## Given exercise
Make an exact copy of all the material below, apart from the pictures.

## Supplied records
━━━━━━━━

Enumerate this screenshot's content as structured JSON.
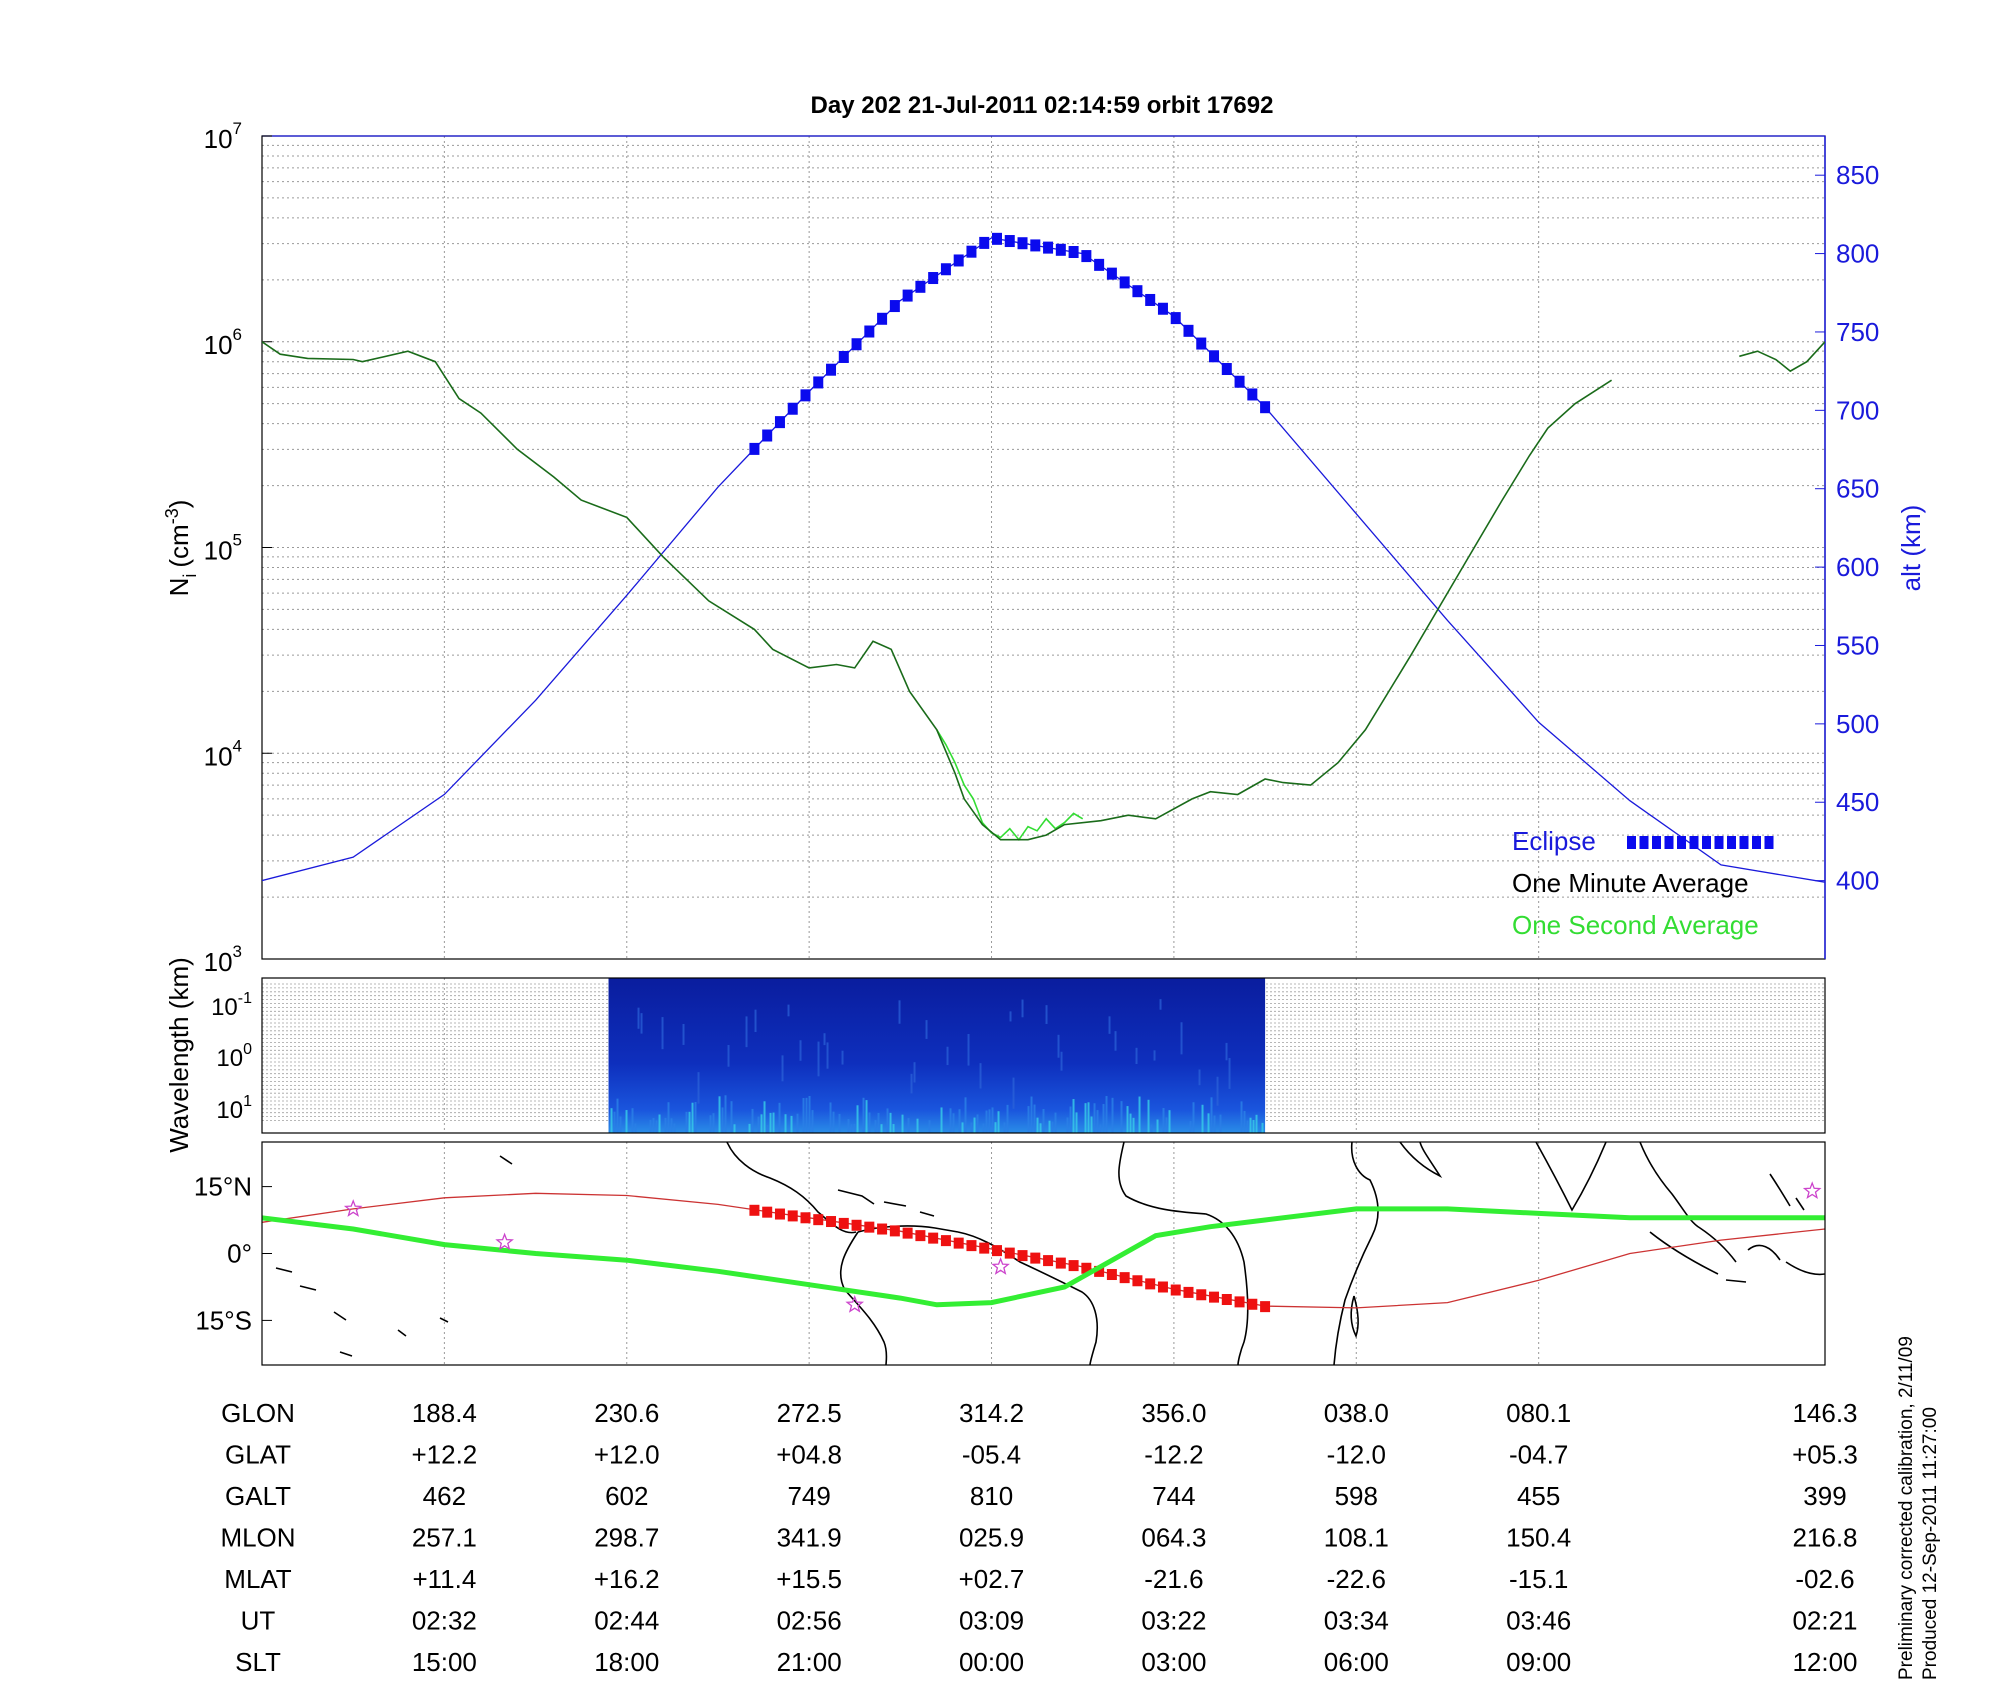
{
  "title": "Day 202  21-Jul-2011 02:14:59   orbit 17692",
  "side_note": [
    "Preliminary corrected calibration, 2/11/09",
    "Produced 12-Sep-2011 11:27:00"
  ],
  "colors": {
    "density_minute": "#1a6b1a",
    "density_second": "#33dd33",
    "altitude": "#1a1adb",
    "eclipse": "#0a0aee",
    "ground_track": "#33ee33",
    "orbit_track": "#cc3333",
    "eclipse_track": "#ee1111",
    "star": "#cc44cc"
  },
  "chart_data": [
    {
      "type": "line",
      "name": "ion_density_panel",
      "ylabel": "N_i (cm^-3)",
      "ylabel_main": "N",
      "ylabel_sub": "i",
      "ylabel_unit": "(cm",
      "ylabel_unit_sup": "-3",
      "ylabel_close": ")",
      "y_scale": "log",
      "ylim": [
        1000,
        10000000
      ],
      "ytick_labels": [
        {
          "value": 1000,
          "base": "10",
          "exp": "3"
        },
        {
          "value": 10000,
          "base": "10",
          "exp": "4"
        },
        {
          "value": 100000,
          "base": "10",
          "exp": "5"
        },
        {
          "value": 1000000,
          "base": "10",
          "exp": "6"
        },
        {
          "value": 10000000,
          "base": "10",
          "exp": "7"
        }
      ],
      "y2label": "alt (km)",
      "y2lim": [
        350,
        875
      ],
      "y2ticks": [
        400,
        450,
        500,
        550,
        600,
        650,
        700,
        750,
        800,
        850
      ],
      "xlim": [
        0,
        8.57
      ],
      "grid": true,
      "series": [
        {
          "name": "One Minute Average",
          "x": [
            0,
            0.1,
            0.25,
            0.5,
            0.55,
            0.8,
            0.95,
            1.08,
            1.2,
            1.4,
            1.6,
            1.75,
            2.0,
            2.2,
            2.45,
            2.7,
            2.8,
            3.0,
            3.15,
            3.25,
            3.35,
            3.45,
            3.55,
            3.7,
            3.8,
            3.85,
            3.95,
            4.05,
            4.2,
            4.3,
            4.4,
            4.6,
            4.75,
            4.9,
            5.1,
            5.2,
            5.35,
            5.5,
            5.6,
            5.75,
            5.9,
            6.05,
            6.3,
            6.6,
            6.8,
            6.95,
            7.05,
            7.2,
            7.4
          ],
          "y": [
            1000000,
            870000,
            830000,
            820000,
            800000,
            900000,
            800000,
            530000,
            450000,
            300000,
            220000,
            170000,
            140000,
            90000,
            55000,
            40000,
            32000,
            26000,
            27000,
            26000,
            35000,
            32000,
            20000,
            13000,
            8000,
            6000,
            4500,
            3800,
            3800,
            4000,
            4500,
            4700,
            5000,
            4800,
            6000,
            6500,
            6300,
            7500,
            7200,
            7000,
            9000,
            13000,
            30000,
            85000,
            170000,
            280000,
            380000,
            500000,
            650000
          ]
        },
        {
          "name": "One Minute Average",
          "x": [
            8.1,
            8.2,
            8.3,
            8.38,
            8.47,
            8.57
          ],
          "y": [
            850000,
            900000,
            820000,
            720000,
            800000,
            1000000
          ]
        },
        {
          "name": "One Second Average",
          "x": [
            3.7,
            3.75,
            3.8,
            3.85,
            3.9,
            3.95,
            4.0,
            4.05,
            4.1,
            4.15,
            4.2,
            4.25,
            4.3,
            4.35,
            4.4,
            4.45,
            4.5
          ],
          "y": [
            13000,
            11000,
            9000,
            7000,
            6000,
            4600,
            4100,
            3900,
            4300,
            3800,
            4400,
            4200,
            4800,
            4300,
            4600,
            5100,
            4800
          ]
        },
        {
          "name": "alt (km)",
          "axis": "right",
          "x": [
            0,
            0.5,
            1,
            1.5,
            2,
            2.5,
            3,
            3.5,
            4,
            4.5,
            5,
            5.5,
            6,
            6.5,
            7,
            7.5,
            8,
            8.57
          ],
          "y": [
            400,
            415,
            455,
            515,
            582,
            651,
            712,
            770,
            810,
            800,
            760,
            702,
            634,
            566,
            501,
            451,
            410,
            399
          ]
        }
      ],
      "eclipse_x": [
        2.7,
        5.5
      ],
      "legend": {
        "placement": "bottom-right",
        "entries": [
          {
            "label": "Eclipse",
            "color": "#1a1adb"
          },
          {
            "label": "One Minute Average",
            "color": "#000000"
          },
          {
            "label": "One Second Average",
            "color": "#33dd33"
          }
        ]
      }
    },
    {
      "type": "heatmap",
      "name": "wavelength_spectrogram",
      "ylabel": "Wavelength (km)",
      "ytick_labels": [
        {
          "base": "10",
          "exp": "-1"
        },
        {
          "base": "10",
          "exp": "0"
        },
        {
          "base": "10",
          "exp": "1"
        }
      ],
      "x_range": [
        1.9,
        5.5
      ],
      "colormap": "jet",
      "grid": true
    },
    {
      "type": "line",
      "name": "ground_track_map",
      "ytick_labels": [
        "15°N",
        "0°",
        "15°S"
      ],
      "ylim": [
        -25,
        25
      ],
      "xlim": [
        0,
        8.57
      ],
      "series": [
        {
          "name": "orbit track",
          "x": [
            0,
            0.5,
            1,
            1.5,
            2,
            2.5,
            3,
            3.5,
            4,
            4.5,
            5,
            5.5,
            6,
            6.5,
            7,
            7.5,
            8,
            8.57
          ],
          "y": [
            7,
            10,
            12.5,
            13.5,
            13,
            11,
            8,
            5,
            1,
            -3,
            -8,
            -11.8,
            -12.2,
            -11,
            -6,
            0,
            3,
            5.5
          ]
        },
        {
          "name": "ground track",
          "x": [
            0,
            0.5,
            1,
            1.5,
            2,
            2.5,
            3,
            3.5,
            3.7,
            4,
            4.4,
            4.9,
            5.2,
            5.5,
            6,
            6.5,
            7,
            7.5,
            8,
            8.57
          ],
          "y": [
            8,
            5.5,
            2,
            0,
            -1.5,
            -4,
            -7,
            -10,
            -11.5,
            -11,
            -7.5,
            4,
            6,
            7.5,
            10,
            10,
            9,
            8,
            8,
            8
          ]
        }
      ],
      "eclipse_x": [
        2.7,
        5.5
      ],
      "stars": [
        {
          "x": 0.5,
          "y": 10
        },
        {
          "x": 1.33,
          "y": 2.5
        },
        {
          "x": 3.25,
          "y": -11.5
        },
        {
          "x": 4.05,
          "y": -3
        },
        {
          "x": 8.5,
          "y": 14
        }
      ]
    }
  ],
  "orbit_table": {
    "rows": [
      {
        "label": "GLON",
        "values": [
          "188.4",
          "230.6",
          "272.5",
          "314.2",
          "356.0",
          "038.0",
          "080.1",
          "146.3"
        ]
      },
      {
        "label": "GLAT",
        "values": [
          "+12.2",
          "+12.0",
          "+04.8",
          "-05.4",
          "-12.2",
          "-12.0",
          "-04.7",
          "+05.3"
        ]
      },
      {
        "label": "GALT",
        "values": [
          "462",
          "602",
          "749",
          "810",
          "744",
          "598",
          "455",
          "399"
        ]
      },
      {
        "label": "MLON",
        "values": [
          "257.1",
          "298.7",
          "341.9",
          "025.9",
          "064.3",
          "108.1",
          "150.4",
          "216.8"
        ]
      },
      {
        "label": "MLAT",
        "values": [
          "+11.4",
          "+16.2",
          "+15.5",
          "+02.7",
          "-21.6",
          "-22.6",
          "-15.1",
          "-02.6"
        ]
      },
      {
        "label": "UT",
        "values": [
          "02:32",
          "02:44",
          "02:56",
          "03:09",
          "03:22",
          "03:34",
          "03:46",
          "02:21"
        ]
      },
      {
        "label": "SLT",
        "values": [
          "15:00",
          "18:00",
          "21:00",
          "00:00",
          "03:00",
          "06:00",
          "09:00",
          "12:00"
        ]
      }
    ]
  }
}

━━━━━━━━

## Answer
Enumerate this screenshot's content as structured JSON.
{
  "title": "Day 202  21-Jul-2011 02:14:59   orbit 17692",
  "side_note": [
    "Preliminary corrected calibration, 2/11/09",
    "Produced 12-Sep-2011 11:27:00"
  ],
  "colors": {
    "density_minute": "#1a6b1a",
    "density_second": "#33dd33",
    "altitude": "#1a1adb",
    "eclipse": "#0a0aee",
    "ground_track": "#33ee33",
    "orbit_track": "#cc3333",
    "eclipse_track": "#ee1111",
    "star": "#cc44cc"
  },
  "chart_data": [
    {
      "type": "line",
      "name": "ion_density_panel",
      "ylabel": "N_i (cm^-3)",
      "ylabel_main": "N",
      "ylabel_sub": "i",
      "ylabel_unit": "(cm",
      "ylabel_unit_sup": "-3",
      "ylabel_close": ")",
      "y_scale": "log",
      "ylim": [
        1000,
        10000000
      ],
      "ytick_labels": [
        {
          "value": 1000,
          "base": "10",
          "exp": "3"
        },
        {
          "value": 10000,
          "base": "10",
          "exp": "4"
        },
        {
          "value": 100000,
          "base": "10",
          "exp": "5"
        },
        {
          "value": 1000000,
          "base": "10",
          "exp": "6"
        },
        {
          "value": 10000000,
          "base": "10",
          "exp": "7"
        }
      ],
      "y2label": "alt (km)",
      "y2lim": [
        350,
        875
      ],
      "y2ticks": [
        400,
        450,
        500,
        550,
        600,
        650,
        700,
        750,
        800,
        850
      ],
      "xlim": [
        0,
        8.57
      ],
      "grid": true,
      "series": [
        {
          "name": "One Minute Average",
          "x": [
            0,
            0.1,
            0.25,
            0.5,
            0.55,
            0.8,
            0.95,
            1.08,
            1.2,
            1.4,
            1.6,
            1.75,
            2.0,
            2.2,
            2.45,
            2.7,
            2.8,
            3.0,
            3.15,
            3.25,
            3.35,
            3.45,
            3.55,
            3.7,
            3.8,
            3.85,
            3.95,
            4.05,
            4.2,
            4.3,
            4.4,
            4.6,
            4.75,
            4.9,
            5.1,
            5.2,
            5.35,
            5.5,
            5.6,
            5.75,
            5.9,
            6.05,
            6.3,
            6.6,
            6.8,
            6.95,
            7.05,
            7.2,
            7.4
          ],
          "y": [
            1000000,
            870000,
            830000,
            820000,
            800000,
            900000,
            800000,
            530000,
            450000,
            300000,
            220000,
            170000,
            140000,
            90000,
            55000,
            40000,
            32000,
            26000,
            27000,
            26000,
            35000,
            32000,
            20000,
            13000,
            8000,
            6000,
            4500,
            3800,
            3800,
            4000,
            4500,
            4700,
            5000,
            4800,
            6000,
            6500,
            6300,
            7500,
            7200,
            7000,
            9000,
            13000,
            30000,
            85000,
            170000,
            280000,
            380000,
            500000,
            650000
          ]
        },
        {
          "name": "One Minute Average",
          "x": [
            8.1,
            8.2,
            8.3,
            8.38,
            8.47,
            8.57
          ],
          "y": [
            850000,
            900000,
            820000,
            720000,
            800000,
            1000000
          ]
        },
        {
          "name": "One Second Average",
          "x": [
            3.7,
            3.75,
            3.8,
            3.85,
            3.9,
            3.95,
            4.0,
            4.05,
            4.1,
            4.15,
            4.2,
            4.25,
            4.3,
            4.35,
            4.4,
            4.45,
            4.5
          ],
          "y": [
            13000,
            11000,
            9000,
            7000,
            6000,
            4600,
            4100,
            3900,
            4300,
            3800,
            4400,
            4200,
            4800,
            4300,
            4600,
            5100,
            4800
          ]
        },
        {
          "name": "alt (km)",
          "axis": "right",
          "x": [
            0,
            0.5,
            1,
            1.5,
            2,
            2.5,
            3,
            3.5,
            4,
            4.5,
            5,
            5.5,
            6,
            6.5,
            7,
            7.5,
            8,
            8.57
          ],
          "y": [
            400,
            415,
            455,
            515,
            582,
            651,
            712,
            770,
            810,
            800,
            760,
            702,
            634,
            566,
            501,
            451,
            410,
            399
          ]
        }
      ],
      "eclipse_x": [
        2.7,
        5.5
      ],
      "legend": {
        "placement": "bottom-right",
        "entries": [
          {
            "label": "Eclipse",
            "color": "#1a1adb"
          },
          {
            "label": "One Minute Average",
            "color": "#000000"
          },
          {
            "label": "One Second Average",
            "color": "#33dd33"
          }
        ]
      }
    },
    {
      "type": "heatmap",
      "name": "wavelength_spectrogram",
      "ylabel": "Wavelength (km)",
      "ytick_labels": [
        {
          "base": "10",
          "exp": "-1"
        },
        {
          "base": "10",
          "exp": "0"
        },
        {
          "base": "10",
          "exp": "1"
        }
      ],
      "x_range": [
        1.9,
        5.5
      ],
      "colormap": "jet",
      "grid": true
    },
    {
      "type": "line",
      "name": "ground_track_map",
      "ytick_labels": [
        "15°N",
        "0°",
        "15°S"
      ],
      "ylim": [
        -25,
        25
      ],
      "xlim": [
        0,
        8.57
      ],
      "series": [
        {
          "name": "orbit track",
          "x": [
            0,
            0.5,
            1,
            1.5,
            2,
            2.5,
            3,
            3.5,
            4,
            4.5,
            5,
            5.5,
            6,
            6.5,
            7,
            7.5,
            8,
            8.57
          ],
          "y": [
            7,
            10,
            12.5,
            13.5,
            13,
            11,
            8,
            5,
            1,
            -3,
            -8,
            -11.8,
            -12.2,
            -11,
            -6,
            0,
            3,
            5.5
          ]
        },
        {
          "name": "ground track",
          "x": [
            0,
            0.5,
            1,
            1.5,
            2,
            2.5,
            3,
            3.5,
            3.7,
            4,
            4.4,
            4.9,
            5.2,
            5.5,
            6,
            6.5,
            7,
            7.5,
            8,
            8.57
          ],
          "y": [
            8,
            5.5,
            2,
            0,
            -1.5,
            -4,
            -7,
            -10,
            -11.5,
            -11,
            -7.5,
            4,
            6,
            7.5,
            10,
            10,
            9,
            8,
            8,
            8
          ]
        }
      ],
      "eclipse_x": [
        2.7,
        5.5
      ],
      "stars": [
        {
          "x": 0.5,
          "y": 10
        },
        {
          "x": 1.33,
          "y": 2.5
        },
        {
          "x": 3.25,
          "y": -11.5
        },
        {
          "x": 4.05,
          "y": -3
        },
        {
          "x": 8.5,
          "y": 14
        }
      ]
    }
  ],
  "orbit_table": {
    "rows": [
      {
        "label": "GLON",
        "values": [
          "188.4",
          "230.6",
          "272.5",
          "314.2",
          "356.0",
          "038.0",
          "080.1",
          "146.3"
        ]
      },
      {
        "label": "GLAT",
        "values": [
          "+12.2",
          "+12.0",
          "+04.8",
          "-05.4",
          "-12.2",
          "-12.0",
          "-04.7",
          "+05.3"
        ]
      },
      {
        "label": "GALT",
        "values": [
          "462",
          "602",
          "749",
          "810",
          "744",
          "598",
          "455",
          "399"
        ]
      },
      {
        "label": "MLON",
        "values": [
          "257.1",
          "298.7",
          "341.9",
          "025.9",
          "064.3",
          "108.1",
          "150.4",
          "216.8"
        ]
      },
      {
        "label": "MLAT",
        "values": [
          "+11.4",
          "+16.2",
          "+15.5",
          "+02.7",
          "-21.6",
          "-22.6",
          "-15.1",
          "-02.6"
        ]
      },
      {
        "label": "UT",
        "values": [
          "02:32",
          "02:44",
          "02:56",
          "03:09",
          "03:22",
          "03:34",
          "03:46",
          "02:21"
        ]
      },
      {
        "label": "SLT",
        "values": [
          "15:00",
          "18:00",
          "21:00",
          "00:00",
          "03:00",
          "06:00",
          "09:00",
          "12:00"
        ]
      }
    ]
  }
}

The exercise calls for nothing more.